## Requirements
Repeat the whole listing below, word for word.

## Input records
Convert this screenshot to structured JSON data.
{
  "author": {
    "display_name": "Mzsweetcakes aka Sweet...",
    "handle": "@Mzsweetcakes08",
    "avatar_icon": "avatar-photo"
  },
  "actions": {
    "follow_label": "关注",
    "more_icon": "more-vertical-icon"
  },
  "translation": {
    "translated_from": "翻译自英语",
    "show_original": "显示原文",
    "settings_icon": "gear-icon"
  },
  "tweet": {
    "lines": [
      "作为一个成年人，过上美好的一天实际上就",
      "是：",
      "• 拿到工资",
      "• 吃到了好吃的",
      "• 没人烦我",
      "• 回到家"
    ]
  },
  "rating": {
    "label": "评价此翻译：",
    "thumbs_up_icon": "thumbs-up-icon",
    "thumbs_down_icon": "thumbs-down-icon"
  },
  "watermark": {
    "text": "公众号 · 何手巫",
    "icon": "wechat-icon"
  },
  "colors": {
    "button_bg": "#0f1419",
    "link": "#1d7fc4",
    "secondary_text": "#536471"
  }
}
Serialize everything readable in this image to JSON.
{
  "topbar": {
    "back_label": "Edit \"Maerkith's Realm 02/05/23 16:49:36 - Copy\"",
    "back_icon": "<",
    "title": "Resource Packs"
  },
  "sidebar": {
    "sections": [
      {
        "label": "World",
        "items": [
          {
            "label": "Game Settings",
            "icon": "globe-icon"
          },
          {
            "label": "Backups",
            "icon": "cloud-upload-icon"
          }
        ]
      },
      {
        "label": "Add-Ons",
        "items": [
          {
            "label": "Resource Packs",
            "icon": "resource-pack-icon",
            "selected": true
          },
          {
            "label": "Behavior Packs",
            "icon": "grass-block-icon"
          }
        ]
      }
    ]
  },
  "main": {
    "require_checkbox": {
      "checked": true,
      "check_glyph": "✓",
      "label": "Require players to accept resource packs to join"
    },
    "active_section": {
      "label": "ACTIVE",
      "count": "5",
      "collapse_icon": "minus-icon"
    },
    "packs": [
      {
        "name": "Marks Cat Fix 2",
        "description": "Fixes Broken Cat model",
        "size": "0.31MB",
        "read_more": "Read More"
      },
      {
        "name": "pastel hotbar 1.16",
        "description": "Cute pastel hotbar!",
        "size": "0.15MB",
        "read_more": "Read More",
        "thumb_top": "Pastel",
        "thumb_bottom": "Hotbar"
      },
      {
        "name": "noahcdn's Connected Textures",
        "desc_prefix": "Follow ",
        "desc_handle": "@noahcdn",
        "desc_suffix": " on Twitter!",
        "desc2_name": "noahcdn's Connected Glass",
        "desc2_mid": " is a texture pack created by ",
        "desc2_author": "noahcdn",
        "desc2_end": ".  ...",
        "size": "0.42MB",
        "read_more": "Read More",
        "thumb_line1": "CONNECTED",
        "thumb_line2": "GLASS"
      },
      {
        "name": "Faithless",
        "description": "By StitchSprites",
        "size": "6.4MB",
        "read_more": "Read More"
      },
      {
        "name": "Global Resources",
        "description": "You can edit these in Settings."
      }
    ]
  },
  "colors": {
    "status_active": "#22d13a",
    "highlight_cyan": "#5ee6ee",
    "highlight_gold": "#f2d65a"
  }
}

## The solution
Convert this screenshot to structured JSON data.
{
  "author": {
    "display_name": "Mzsweetcakes aka Sweet...",
    "handle": "@Mzsweetcakes08",
    "avatar_icon": "avatar-photo"
  },
  "actions": {
    "follow_label": "关注",
    "more_icon": "more-vertical-icon"
  },
  "translation": {
    "translated_from": "翻译自英语",
    "show_original": "显示原文",
    "settings_icon": "gear-icon"
  },
  "tweet": {
    "lines": [
      "作为一个成年人，过上美好的一天实际上就",
      "是：",
      "• 拿到工资",
      "• 吃到了好吃的",
      "• 没人烦我",
      "• 回到家"
    ]
  },
  "rating": {
    "label": "评价此翻译：",
    "thumbs_up_icon": "thumbs-up-icon",
    "thumbs_down_icon": "thumbs-down-icon"
  },
  "watermark": {
    "text": "公众号 · 何手巫",
    "icon": "wechat-icon"
  },
  "colors": {
    "button_bg": "#0f1419",
    "link": "#1d7fc4",
    "secondary_text": "#536471"
  }
}
Serialize everything readable in this image to JSON.
{
  "topbar": {
    "back_label": "Edit \"Maerkith's Realm 02/05/23 16:49:36 - Copy\"",
    "back_icon": "<",
    "title": "Resource Packs"
  },
  "sidebar": {
    "sections": [
      {
        "label": "World",
        "items": [
          {
            "label": "Game Settings",
            "icon": "globe-icon"
          },
          {
            "label": "Backups",
            "icon": "cloud-upload-icon"
          }
        ]
      },
      {
        "label": "Add-Ons",
        "items": [
          {
            "label": "Resource Packs",
            "icon": "resource-pack-icon",
            "selected": true
          },
          {
            "label": "Behavior Packs",
            "icon": "grass-block-icon"
          }
        ]
      }
    ]
  },
  "main": {
    "require_checkbox": {
      "checked": true,
      "check_glyph": "✓",
      "label": "Require players to accept resource packs to join"
    },
    "active_section": {
      "label": "ACTIVE",
      "count": "5",
      "collapse_icon": "minus-icon"
    },
    "packs": [
      {
        "name": "Marks Cat Fix 2",
        "description": "Fixes Broken Cat model",
        "size": "0.31MB",
        "read_more": "Read More"
      },
      {
        "name": "pastel hotbar 1.16",
        "description": "Cute pastel hotbar!",
        "size": "0.15MB",
        "read_more": "Read More",
        "thumb_top": "Pastel",
        "thumb_bottom": "Hotbar"
      },
      {
        "name": "noahcdn's Connected Textures",
        "desc_prefix": "Follow ",
        "desc_handle": "@noahcdn",
        "desc_suffix": " on Twitter!",
        "desc2_name": "noahcdn's Connected Glass",
        "desc2_mid": " is a texture pack created by ",
        "desc2_author": "noahcdn",
        "desc2_end": ".  ...",
        "size": "0.42MB",
        "read_more": "Read More",
        "thumb_line1": "CONNECTED",
        "thumb_line2": "GLASS"
      },
      {
        "name": "Faithless",
        "description": "By StitchSprites",
        "size": "6.4MB",
        "read_more": "Read More"
      },
      {
        "name": "Global Resources",
        "description": "You can edit these in Settings."
      }
    ]
  },
  "colors": {
    "status_active": "#22d13a",
    "highlight_cyan": "#5ee6ee",
    "highlight_gold": "#f2d65a"
  }
}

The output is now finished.